- **INSTRUCTION**: Check the listing below for lines with the word "Editor" and say how many there are, with nothing but the number.

- **DATA SHOWN**:

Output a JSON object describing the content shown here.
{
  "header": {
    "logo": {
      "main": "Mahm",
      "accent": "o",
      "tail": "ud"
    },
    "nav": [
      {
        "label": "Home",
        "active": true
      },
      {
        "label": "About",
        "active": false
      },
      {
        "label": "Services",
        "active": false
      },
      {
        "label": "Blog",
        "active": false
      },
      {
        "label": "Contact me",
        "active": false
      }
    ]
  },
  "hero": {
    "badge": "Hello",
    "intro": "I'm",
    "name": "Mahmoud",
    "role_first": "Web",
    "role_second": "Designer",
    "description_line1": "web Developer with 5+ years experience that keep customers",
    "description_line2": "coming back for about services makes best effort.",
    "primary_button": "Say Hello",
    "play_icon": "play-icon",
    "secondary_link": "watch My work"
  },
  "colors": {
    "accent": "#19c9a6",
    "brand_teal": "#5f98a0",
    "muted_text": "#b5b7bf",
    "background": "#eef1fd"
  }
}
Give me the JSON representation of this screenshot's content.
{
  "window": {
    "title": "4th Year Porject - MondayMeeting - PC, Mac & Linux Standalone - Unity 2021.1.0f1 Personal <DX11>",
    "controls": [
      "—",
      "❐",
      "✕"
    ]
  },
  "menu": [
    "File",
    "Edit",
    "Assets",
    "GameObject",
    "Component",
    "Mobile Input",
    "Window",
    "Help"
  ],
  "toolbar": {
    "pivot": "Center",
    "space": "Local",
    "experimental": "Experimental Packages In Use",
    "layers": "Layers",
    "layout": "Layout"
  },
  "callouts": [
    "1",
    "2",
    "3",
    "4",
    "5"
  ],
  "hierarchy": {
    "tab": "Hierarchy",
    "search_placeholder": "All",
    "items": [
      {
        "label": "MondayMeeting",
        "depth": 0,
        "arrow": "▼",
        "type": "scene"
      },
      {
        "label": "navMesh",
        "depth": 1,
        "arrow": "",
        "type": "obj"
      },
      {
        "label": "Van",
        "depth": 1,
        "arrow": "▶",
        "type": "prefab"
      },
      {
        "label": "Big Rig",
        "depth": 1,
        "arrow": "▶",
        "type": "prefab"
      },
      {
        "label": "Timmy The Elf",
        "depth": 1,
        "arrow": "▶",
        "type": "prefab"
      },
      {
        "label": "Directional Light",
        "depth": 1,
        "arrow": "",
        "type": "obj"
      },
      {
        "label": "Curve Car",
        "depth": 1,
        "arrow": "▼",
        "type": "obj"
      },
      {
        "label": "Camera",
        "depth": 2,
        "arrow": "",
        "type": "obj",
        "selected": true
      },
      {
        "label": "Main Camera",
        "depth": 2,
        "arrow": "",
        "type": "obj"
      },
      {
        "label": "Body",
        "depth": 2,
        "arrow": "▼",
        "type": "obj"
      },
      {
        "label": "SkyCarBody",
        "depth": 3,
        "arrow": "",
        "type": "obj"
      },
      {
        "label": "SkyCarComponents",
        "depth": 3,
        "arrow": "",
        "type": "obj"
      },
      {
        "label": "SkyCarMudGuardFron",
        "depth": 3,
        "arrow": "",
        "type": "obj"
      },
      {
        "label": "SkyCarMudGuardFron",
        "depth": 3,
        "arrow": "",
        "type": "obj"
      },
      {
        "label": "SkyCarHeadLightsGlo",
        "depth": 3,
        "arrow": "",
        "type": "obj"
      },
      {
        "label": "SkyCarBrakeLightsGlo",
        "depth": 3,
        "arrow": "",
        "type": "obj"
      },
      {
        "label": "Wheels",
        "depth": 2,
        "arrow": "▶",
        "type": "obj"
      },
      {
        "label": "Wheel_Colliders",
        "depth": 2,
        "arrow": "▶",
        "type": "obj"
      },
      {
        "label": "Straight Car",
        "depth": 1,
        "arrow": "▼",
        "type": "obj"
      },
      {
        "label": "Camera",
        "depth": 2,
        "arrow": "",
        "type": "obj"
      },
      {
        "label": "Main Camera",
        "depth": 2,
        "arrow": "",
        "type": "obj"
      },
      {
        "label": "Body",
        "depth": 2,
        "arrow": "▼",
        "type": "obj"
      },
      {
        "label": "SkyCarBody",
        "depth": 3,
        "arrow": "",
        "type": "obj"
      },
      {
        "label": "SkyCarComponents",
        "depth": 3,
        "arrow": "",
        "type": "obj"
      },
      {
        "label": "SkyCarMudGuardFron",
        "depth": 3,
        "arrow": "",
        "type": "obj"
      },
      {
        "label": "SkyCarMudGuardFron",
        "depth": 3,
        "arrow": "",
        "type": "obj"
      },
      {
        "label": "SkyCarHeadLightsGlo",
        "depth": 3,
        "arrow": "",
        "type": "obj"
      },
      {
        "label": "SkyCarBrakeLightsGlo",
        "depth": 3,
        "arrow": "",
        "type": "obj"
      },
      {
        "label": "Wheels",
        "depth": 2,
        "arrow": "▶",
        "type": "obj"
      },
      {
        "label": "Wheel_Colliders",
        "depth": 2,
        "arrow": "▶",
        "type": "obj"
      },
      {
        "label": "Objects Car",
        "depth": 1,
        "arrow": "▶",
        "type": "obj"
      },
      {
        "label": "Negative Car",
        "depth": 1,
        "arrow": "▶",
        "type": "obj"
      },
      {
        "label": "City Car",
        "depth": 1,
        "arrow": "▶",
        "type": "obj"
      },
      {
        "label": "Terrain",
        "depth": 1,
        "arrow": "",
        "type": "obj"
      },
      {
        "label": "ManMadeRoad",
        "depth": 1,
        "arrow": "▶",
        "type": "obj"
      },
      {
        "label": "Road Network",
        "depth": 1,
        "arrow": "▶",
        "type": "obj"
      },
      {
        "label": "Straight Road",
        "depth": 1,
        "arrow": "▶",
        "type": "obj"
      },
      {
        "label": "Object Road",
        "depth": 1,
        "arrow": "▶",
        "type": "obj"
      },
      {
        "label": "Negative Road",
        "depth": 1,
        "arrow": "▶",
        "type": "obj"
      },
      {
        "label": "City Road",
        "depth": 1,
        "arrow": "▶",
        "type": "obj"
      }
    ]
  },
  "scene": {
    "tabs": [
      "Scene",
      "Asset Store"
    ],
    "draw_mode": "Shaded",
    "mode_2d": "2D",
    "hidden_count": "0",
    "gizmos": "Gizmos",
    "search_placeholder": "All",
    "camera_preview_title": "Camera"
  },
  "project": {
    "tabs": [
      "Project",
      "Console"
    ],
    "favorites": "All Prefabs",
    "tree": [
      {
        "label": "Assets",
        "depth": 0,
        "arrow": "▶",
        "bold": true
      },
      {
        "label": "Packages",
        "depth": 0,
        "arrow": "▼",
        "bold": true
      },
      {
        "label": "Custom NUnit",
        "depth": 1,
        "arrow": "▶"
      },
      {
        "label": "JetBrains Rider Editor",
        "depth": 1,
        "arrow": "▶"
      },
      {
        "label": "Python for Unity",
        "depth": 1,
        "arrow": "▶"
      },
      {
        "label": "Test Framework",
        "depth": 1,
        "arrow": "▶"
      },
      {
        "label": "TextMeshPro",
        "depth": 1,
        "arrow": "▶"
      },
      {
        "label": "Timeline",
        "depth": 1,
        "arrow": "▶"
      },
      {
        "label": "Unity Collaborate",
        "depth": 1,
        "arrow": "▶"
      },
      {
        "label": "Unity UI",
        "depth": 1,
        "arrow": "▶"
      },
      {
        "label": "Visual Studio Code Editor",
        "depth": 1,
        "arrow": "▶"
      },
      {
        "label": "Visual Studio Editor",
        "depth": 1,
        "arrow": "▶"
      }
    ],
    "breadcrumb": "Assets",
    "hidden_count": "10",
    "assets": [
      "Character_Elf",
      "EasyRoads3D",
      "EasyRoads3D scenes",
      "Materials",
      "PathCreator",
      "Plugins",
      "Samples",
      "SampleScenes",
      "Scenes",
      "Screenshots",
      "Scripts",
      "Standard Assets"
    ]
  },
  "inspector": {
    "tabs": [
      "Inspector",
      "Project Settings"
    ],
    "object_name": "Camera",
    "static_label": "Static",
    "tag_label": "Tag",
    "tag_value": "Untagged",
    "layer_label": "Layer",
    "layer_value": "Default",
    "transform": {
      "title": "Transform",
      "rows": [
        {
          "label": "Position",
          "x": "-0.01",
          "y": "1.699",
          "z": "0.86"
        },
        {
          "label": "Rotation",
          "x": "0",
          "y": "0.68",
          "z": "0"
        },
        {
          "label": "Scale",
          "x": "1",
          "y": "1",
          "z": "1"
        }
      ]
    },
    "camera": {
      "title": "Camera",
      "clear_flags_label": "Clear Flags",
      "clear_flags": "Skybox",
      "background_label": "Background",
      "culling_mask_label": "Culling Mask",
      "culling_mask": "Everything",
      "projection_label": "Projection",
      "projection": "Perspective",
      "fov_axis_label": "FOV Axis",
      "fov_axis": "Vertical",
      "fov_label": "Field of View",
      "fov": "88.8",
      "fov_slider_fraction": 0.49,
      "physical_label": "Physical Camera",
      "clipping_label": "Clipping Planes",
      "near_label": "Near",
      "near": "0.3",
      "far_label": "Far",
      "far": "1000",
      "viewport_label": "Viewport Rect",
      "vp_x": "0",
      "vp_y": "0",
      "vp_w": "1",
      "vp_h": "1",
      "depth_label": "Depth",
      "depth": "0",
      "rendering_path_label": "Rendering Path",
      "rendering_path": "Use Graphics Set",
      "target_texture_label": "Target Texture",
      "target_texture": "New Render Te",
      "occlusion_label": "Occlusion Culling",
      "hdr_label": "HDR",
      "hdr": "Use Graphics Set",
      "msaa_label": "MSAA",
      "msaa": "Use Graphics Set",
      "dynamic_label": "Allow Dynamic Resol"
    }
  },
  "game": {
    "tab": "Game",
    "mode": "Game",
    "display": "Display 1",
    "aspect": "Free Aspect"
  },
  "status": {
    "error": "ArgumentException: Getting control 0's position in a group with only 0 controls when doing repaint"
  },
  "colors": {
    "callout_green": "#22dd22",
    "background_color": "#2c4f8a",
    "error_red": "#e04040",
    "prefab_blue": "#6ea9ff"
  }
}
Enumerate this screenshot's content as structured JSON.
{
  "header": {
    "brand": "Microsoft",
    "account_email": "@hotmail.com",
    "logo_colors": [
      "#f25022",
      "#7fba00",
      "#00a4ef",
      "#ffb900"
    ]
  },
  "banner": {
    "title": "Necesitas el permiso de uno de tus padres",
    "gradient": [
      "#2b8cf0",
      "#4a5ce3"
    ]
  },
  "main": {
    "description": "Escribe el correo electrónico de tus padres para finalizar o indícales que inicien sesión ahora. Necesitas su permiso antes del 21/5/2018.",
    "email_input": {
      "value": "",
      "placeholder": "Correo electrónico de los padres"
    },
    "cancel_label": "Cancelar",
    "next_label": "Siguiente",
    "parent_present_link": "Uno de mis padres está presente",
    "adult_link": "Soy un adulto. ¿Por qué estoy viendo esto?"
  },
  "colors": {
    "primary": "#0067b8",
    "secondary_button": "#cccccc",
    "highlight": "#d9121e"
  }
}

- **OUTPUT FOR THIS EXERCISE**: 3